*Instructions to follow*: Emit the data below verbatim, stripping out any pictures.

*Records to process*:
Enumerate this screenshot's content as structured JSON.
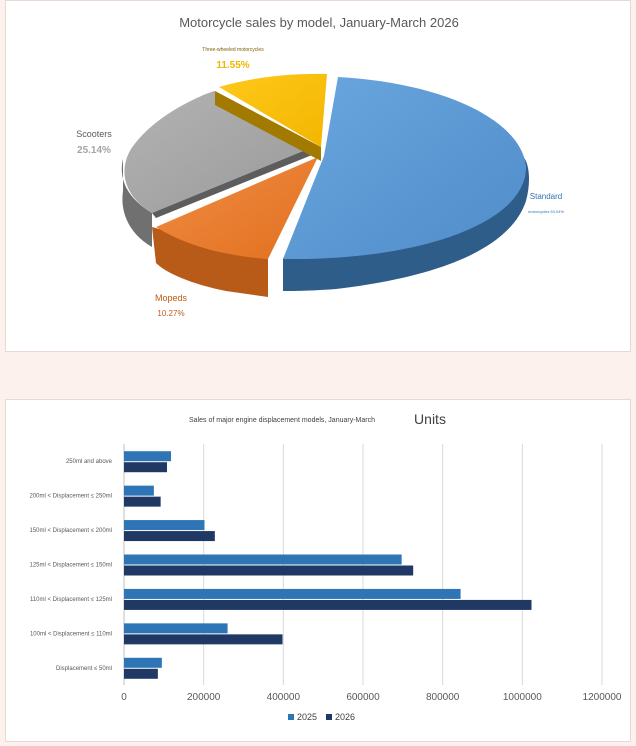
{
  "chart_data": [
    {
      "type": "pie",
      "title": "Motorcycle sales by model, January-March 2026",
      "slices": [
        {
          "name": "Standard",
          "sublabel": "motorcycles 53.04%",
          "value": 53.04,
          "label": "",
          "color": "#5b9bd5"
        },
        {
          "name": "Mopeds",
          "value": 10.27,
          "label": "10.27%",
          "color": "#ed7d31"
        },
        {
          "name": "Scooters",
          "value": 25.14,
          "label": "25.14%",
          "color": "#a5a5a5"
        },
        {
          "name": "Three-wheeled motorcycles",
          "value": 11.55,
          "label": "11.55%",
          "color": "#ffc000"
        }
      ]
    },
    {
      "type": "bar",
      "orientation": "horizontal",
      "title": "Sales of major engine displacement models, January-March",
      "unit_label": "Units",
      "categories": [
        "250ml and above",
        "200ml < Displacement ≤ 250ml",
        "150ml < Displacement ≤ 200ml",
        "125ml < Displacement ≤ 150ml",
        "110ml < Displacement ≤ 125ml",
        "100ml < Displacement ≤ 110ml",
        "Displacement ≤ 50ml"
      ],
      "series": [
        {
          "name": "2025",
          "color": "#2e75b6",
          "values": [
            118000,
            75000,
            202000,
            697000,
            845000,
            260000,
            95000
          ]
        },
        {
          "name": "2026",
          "color": "#203864",
          "values": [
            108000,
            92000,
            228000,
            726000,
            1023000,
            398000,
            85000
          ]
        }
      ],
      "xlim": [
        0,
        1200000
      ],
      "xticks": [
        "0",
        "200000",
        "400000",
        "600000",
        "800000",
        "1000000",
        "1200000"
      ],
      "grid": true,
      "legend_position": "bottom"
    }
  ]
}
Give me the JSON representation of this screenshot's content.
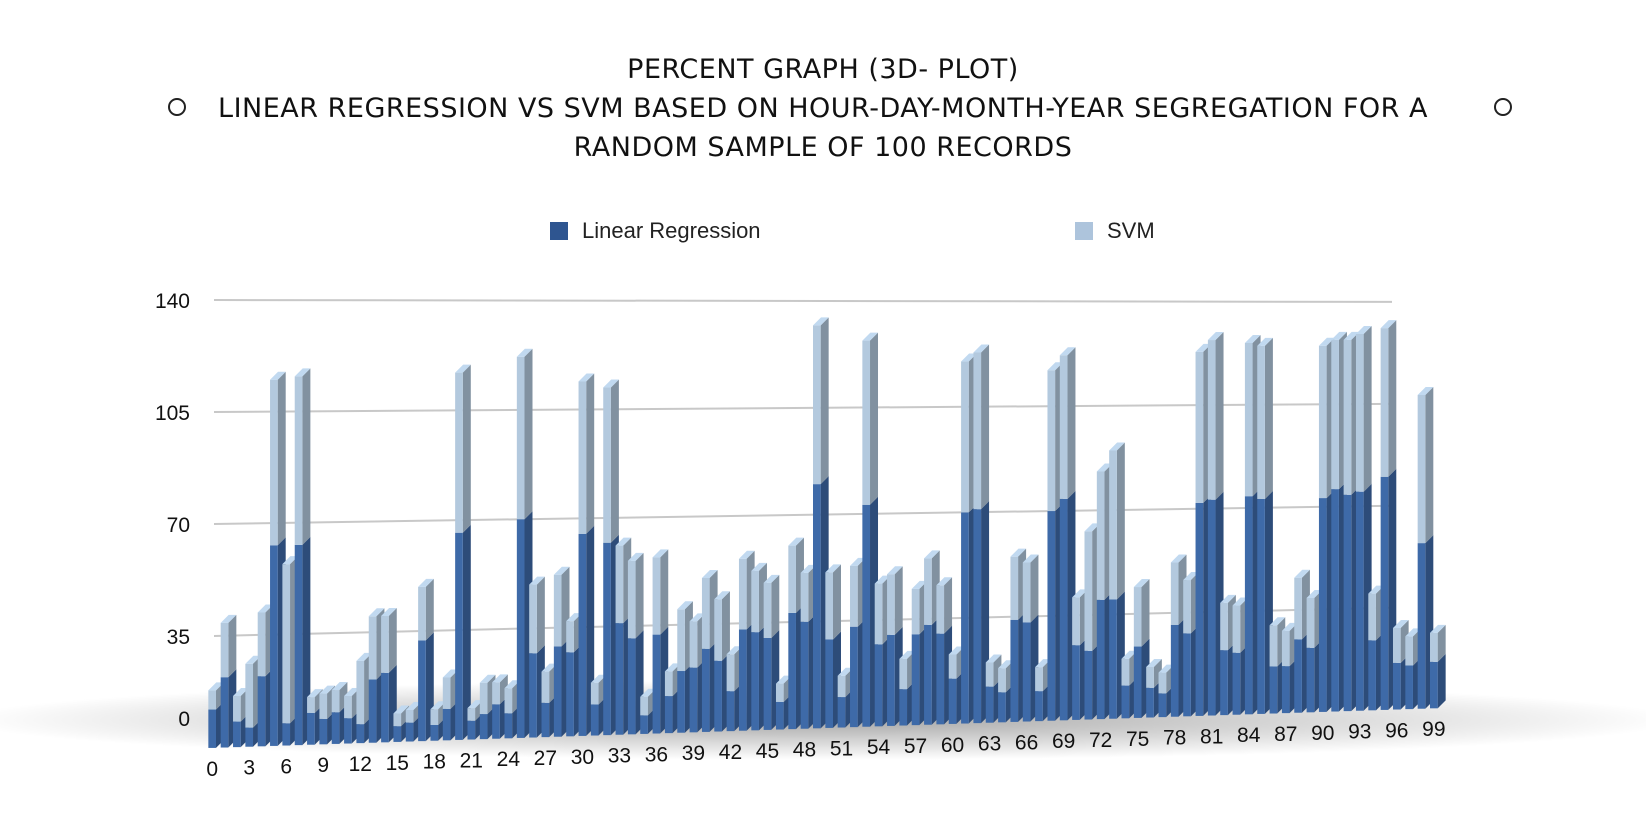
{
  "title_lines": [
    "PERCENT GRAPH (3D- PLOT)",
    "LINEAR REGRESSION VS SVM BASED ON HOUR-DAY-MONTH-YEAR SEGREGATION FOR A",
    "RANDOM SAMPLE OF 100 RECORDS"
  ],
  "colors": {
    "linear_regression": "#3e6aa8",
    "svm": "#b3c9de",
    "grid": "#c8c8c8"
  },
  "chart_data": {
    "type": "bar",
    "stacked": true,
    "view": "3d",
    "title": "PERCENT GRAPH (3D- PLOT) LINEAR REGRESSION VS SVM BASED ON HOUR-DAY-MONTH-YEAR SEGREGATION FOR A RANDOM SAMPLE OF 100 RECORDS",
    "legend": [
      "Linear Regression",
      "SVM"
    ],
    "legend_position": "top",
    "grid": true,
    "ylim": [
      0,
      140
    ],
    "yticks": [
      0,
      35,
      70,
      105,
      140
    ],
    "xtick_labels": [
      "0",
      "3",
      "6",
      "9",
      "12",
      "15",
      "18",
      "21",
      "24",
      "27",
      "30",
      "33",
      "36",
      "39",
      "42",
      "45",
      "48",
      "51",
      "54",
      "57",
      "60",
      "63",
      "66",
      "69",
      "72",
      "75",
      "78",
      "81",
      "84",
      "87",
      "90",
      "93",
      "96",
      "99"
    ],
    "categories": [
      "0",
      "1",
      "2",
      "3",
      "4",
      "5",
      "6",
      "7",
      "8",
      "9",
      "10",
      "11",
      "12",
      "13",
      "14",
      "15",
      "16",
      "17",
      "18",
      "19",
      "20",
      "21",
      "22",
      "23",
      "24",
      "25",
      "26",
      "27",
      "28",
      "29",
      "30",
      "31",
      "32",
      "33",
      "34",
      "35",
      "36",
      "37",
      "38",
      "39",
      "40",
      "41",
      "42",
      "43",
      "44",
      "45",
      "46",
      "47",
      "48",
      "49",
      "50",
      "51",
      "52",
      "53",
      "54",
      "55",
      "56",
      "57",
      "58",
      "59",
      "60",
      "61",
      "62",
      "63",
      "64",
      "65",
      "66",
      "67",
      "68",
      "69",
      "70",
      "71",
      "72",
      "73",
      "74",
      "75",
      "76",
      "77",
      "78",
      "79",
      "80",
      "81",
      "82",
      "83",
      "84",
      "85",
      "86",
      "87",
      "88",
      "89",
      "90",
      "91",
      "92",
      "93",
      "94",
      "95",
      "96",
      "97",
      "98",
      "99"
    ],
    "series": [
      {
        "name": "Linear Regression",
        "values": [
          12,
          22,
          8,
          6,
          22,
          63,
          7,
          63,
          10,
          8,
          10,
          8,
          6,
          20,
          22,
          5,
          6,
          32,
          5,
          10,
          66,
          6,
          8,
          11,
          8,
          70,
          27,
          11,
          29,
          27,
          65,
          10,
          62,
          36,
          31,
          6,
          32,
          12,
          20,
          21,
          27,
          23,
          13,
          33,
          32,
          30,
          9,
          38,
          35,
          80,
          29,
          10,
          33,
          73,
          27,
          30,
          12,
          30,
          33,
          30,
          15,
          70,
          71,
          12,
          10,
          34,
          33,
          10,
          70,
          74,
          25,
          23,
          40,
          40,
          11,
          24,
          10,
          8,
          31,
          28,
          72,
          73,
          22,
          21,
          74,
          73,
          16,
          16,
          25,
          22,
          73,
          76,
          74,
          75,
          24,
          80,
          16,
          15,
          57,
          16
        ]
      },
      {
        "name": "SVM",
        "values": [
          6,
          17,
          8,
          20,
          20,
          52,
          50,
          53,
          5,
          8,
          7,
          7,
          20,
          20,
          18,
          4,
          4,
          17,
          5,
          10,
          51,
          4,
          10,
          7,
          8,
          52,
          22,
          10,
          23,
          10,
          49,
          7,
          50,
          25,
          25,
          6,
          25,
          8,
          20,
          15,
          23,
          20,
          12,
          23,
          20,
          18,
          6,
          22,
          16,
          52,
          22,
          7,
          20,
          54,
          20,
          20,
          10,
          15,
          22,
          16,
          8,
          50,
          52,
          8,
          8,
          21,
          20,
          8,
          47,
          48,
          16,
          40,
          43,
          50,
          9,
          20,
          7,
          7,
          21,
          18,
          51,
          54,
          16,
          16,
          52,
          52,
          14,
          12,
          21,
          17,
          52,
          51,
          53,
          54,
          16,
          51,
          12,
          10,
          51,
          10
        ]
      }
    ]
  }
}
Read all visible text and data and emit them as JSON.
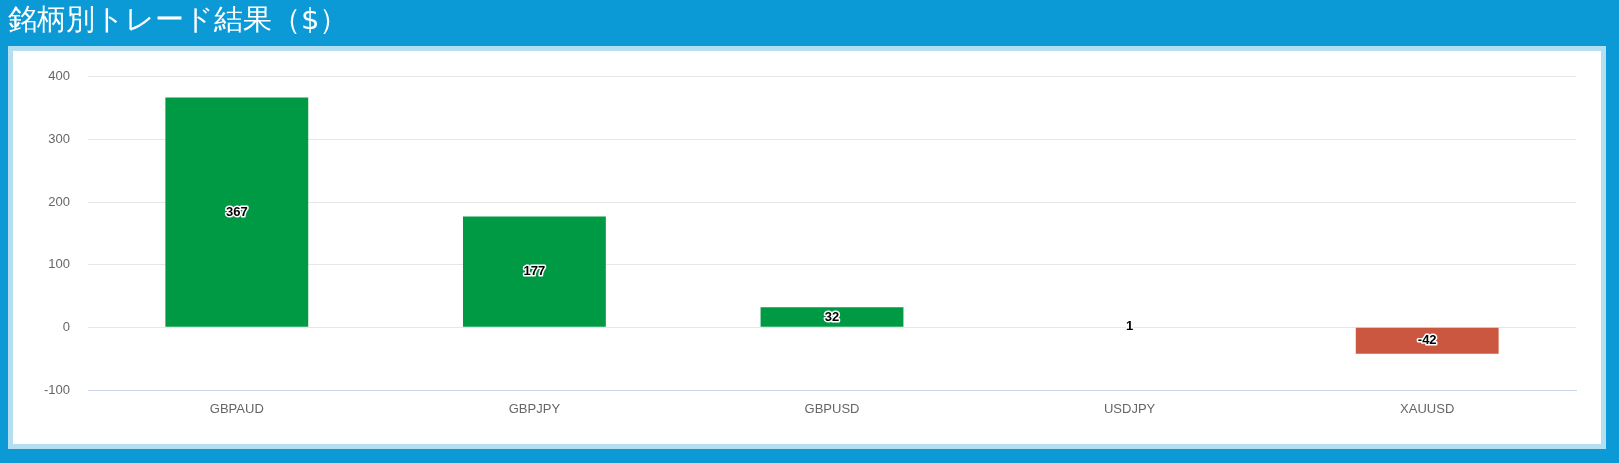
{
  "chart_data": {
    "type": "bar",
    "title": "銘柄別トレード結果（$）",
    "categories": [
      "GBPAUD",
      "GBPJPY",
      "GBPUSD",
      "USDJPY",
      "XAUUSD"
    ],
    "values": [
      367,
      177,
      32,
      1,
      -42
    ],
    "colors": [
      "#009944",
      "#009944",
      "#009944",
      "#009944",
      "#cc5740"
    ],
    "ylim": [
      -100,
      400
    ],
    "yticks": [
      -100,
      0,
      100,
      200,
      300,
      400
    ],
    "grid": "y",
    "data_labels": true
  }
}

*Response for this exercise*:
Enumerate this screenshot's content as structured JSON.
{
  "chart_data": [
    {
      "type": "pie",
      "title": "Motorcycle sales by model, January-March 2026",
      "slices": [
        {
          "name": "Standard",
          "sublabel": "motorcycles 53.04%",
          "value": 53.04,
          "label": "",
          "color": "#5b9bd5"
        },
        {
          "name": "Mopeds",
          "value": 10.27,
          "label": "10.27%",
          "color": "#ed7d31"
        },
        {
          "name": "Scooters",
          "value": 25.14,
          "label": "25.14%",
          "color": "#a5a5a5"
        },
        {
          "name": "Three-wheeled motorcycles",
          "value": 11.55,
          "label": "11.55%",
          "color": "#ffc000"
        }
      ]
    },
    {
      "type": "bar",
      "orientation": "horizontal",
      "title": "Sales of major engine displacement models, January-March",
      "unit_label": "Units",
      "categories": [
        "250ml and above",
        "200ml < Displacement ≤ 250ml",
        "150ml < Displacement ≤ 200ml",
        "125ml < Displacement ≤ 150ml",
        "110ml < Displacement ≤ 125ml",
        "100ml < Displacement ≤ 110ml",
        "Displacement ≤ 50ml"
      ],
      "series": [
        {
          "name": "2025",
          "color": "#2e75b6",
          "values": [
            118000,
            75000,
            202000,
            697000,
            845000,
            260000,
            95000
          ]
        },
        {
          "name": "2026",
          "color": "#203864",
          "values": [
            108000,
            92000,
            228000,
            726000,
            1023000,
            398000,
            85000
          ]
        }
      ],
      "xlim": [
        0,
        1200000
      ],
      "xticks": [
        "0",
        "200000",
        "400000",
        "600000",
        "800000",
        "1000000",
        "1200000"
      ],
      "grid": true,
      "legend_position": "bottom"
    }
  ]
}
Give me the JSON representation of this screenshot's content.
{
  "title_lines": [
    "PERCENT GRAPH (3D- PLOT)",
    "LINEAR REGRESSION VS SVM BASED ON HOUR-DAY-MONTH-YEAR SEGREGATION FOR A",
    "RANDOM SAMPLE OF 100 RECORDS"
  ],
  "colors": {
    "linear_regression": "#3e6aa8",
    "svm": "#b3c9de",
    "grid": "#c8c8c8"
  },
  "chart_data": {
    "type": "bar",
    "stacked": true,
    "view": "3d",
    "title": "PERCENT GRAPH (3D- PLOT) LINEAR REGRESSION VS SVM BASED ON HOUR-DAY-MONTH-YEAR SEGREGATION FOR A RANDOM SAMPLE OF 100 RECORDS",
    "legend": [
      "Linear Regression",
      "SVM"
    ],
    "legend_position": "top",
    "grid": true,
    "ylim": [
      0,
      140
    ],
    "yticks": [
      0,
      35,
      70,
      105,
      140
    ],
    "xtick_labels": [
      "0",
      "3",
      "6",
      "9",
      "12",
      "15",
      "18",
      "21",
      "24",
      "27",
      "30",
      "33",
      "36",
      "39",
      "42",
      "45",
      "48",
      "51",
      "54",
      "57",
      "60",
      "63",
      "66",
      "69",
      "72",
      "75",
      "78",
      "81",
      "84",
      "87",
      "90",
      "93",
      "96",
      "99"
    ],
    "categories": [
      "0",
      "1",
      "2",
      "3",
      "4",
      "5",
      "6",
      "7",
      "8",
      "9",
      "10",
      "11",
      "12",
      "13",
      "14",
      "15",
      "16",
      "17",
      "18",
      "19",
      "20",
      "21",
      "22",
      "23",
      "24",
      "25",
      "26",
      "27",
      "28",
      "29",
      "30",
      "31",
      "32",
      "33",
      "34",
      "35",
      "36",
      "37",
      "38",
      "39",
      "40",
      "41",
      "42",
      "43",
      "44",
      "45",
      "46",
      "47",
      "48",
      "49",
      "50",
      "51",
      "52",
      "53",
      "54",
      "55",
      "56",
      "57",
      "58",
      "59",
      "60",
      "61",
      "62",
      "63",
      "64",
      "65",
      "66",
      "67",
      "68",
      "69",
      "70",
      "71",
      "72",
      "73",
      "74",
      "75",
      "76",
      "77",
      "78",
      "79",
      "80",
      "81",
      "82",
      "83",
      "84",
      "85",
      "86",
      "87",
      "88",
      "89",
      "90",
      "91",
      "92",
      "93",
      "94",
      "95",
      "96",
      "97",
      "98",
      "99"
    ],
    "series": [
      {
        "name": "Linear Regression",
        "values": [
          12,
          22,
          8,
          6,
          22,
          63,
          7,
          63,
          10,
          8,
          10,
          8,
          6,
          20,
          22,
          5,
          6,
          32,
          5,
          10,
          66,
          6,
          8,
          11,
          8,
          70,
          27,
          11,
          29,
          27,
          65,
          10,
          62,
          36,
          31,
          6,
          32,
          12,
          20,
          21,
          27,
          23,
          13,
          33,
          32,
          30,
          9,
          38,
          35,
          80,
          29,
          10,
          33,
          73,
          27,
          30,
          12,
          30,
          33,
          30,
          15,
          70,
          71,
          12,
          10,
          34,
          33,
          10,
          70,
          74,
          25,
          23,
          40,
          40,
          11,
          24,
          10,
          8,
          31,
          28,
          72,
          73,
          22,
          21,
          74,
          73,
          16,
          16,
          25,
          22,
          73,
          76,
          74,
          75,
          24,
          80,
          16,
          15,
          57,
          16
        ]
      },
      {
        "name": "SVM",
        "values": [
          6,
          17,
          8,
          20,
          20,
          52,
          50,
          53,
          5,
          8,
          7,
          7,
          20,
          20,
          18,
          4,
          4,
          17,
          5,
          10,
          51,
          4,
          10,
          7,
          8,
          52,
          22,
          10,
          23,
          10,
          49,
          7,
          50,
          25,
          25,
          6,
          25,
          8,
          20,
          15,
          23,
          20,
          12,
          23,
          20,
          18,
          6,
          22,
          16,
          52,
          22,
          7,
          20,
          54,
          20,
          20,
          10,
          15,
          22,
          16,
          8,
          50,
          52,
          8,
          8,
          21,
          20,
          8,
          47,
          48,
          16,
          40,
          43,
          50,
          9,
          20,
          7,
          7,
          21,
          18,
          51,
          54,
          16,
          16,
          52,
          52,
          14,
          12,
          21,
          17,
          52,
          51,
          53,
          54,
          16,
          51,
          12,
          10,
          51,
          10
        ]
      }
    ]
  }
}
Read all visible text and data and emit them as JSON.
{
  "chart_data": {
    "type": "bar",
    "title": "銘柄別トレード結果（$）",
    "categories": [
      "GBPAUD",
      "GBPJPY",
      "GBPUSD",
      "USDJPY",
      "XAUUSD"
    ],
    "values": [
      367,
      177,
      32,
      1,
      -42
    ],
    "colors": [
      "#009944",
      "#009944",
      "#009944",
      "#009944",
      "#cc5740"
    ],
    "ylim": [
      -100,
      400
    ],
    "yticks": [
      -100,
      0,
      100,
      200,
      300,
      400
    ],
    "grid": "y",
    "data_labels": true
  }
}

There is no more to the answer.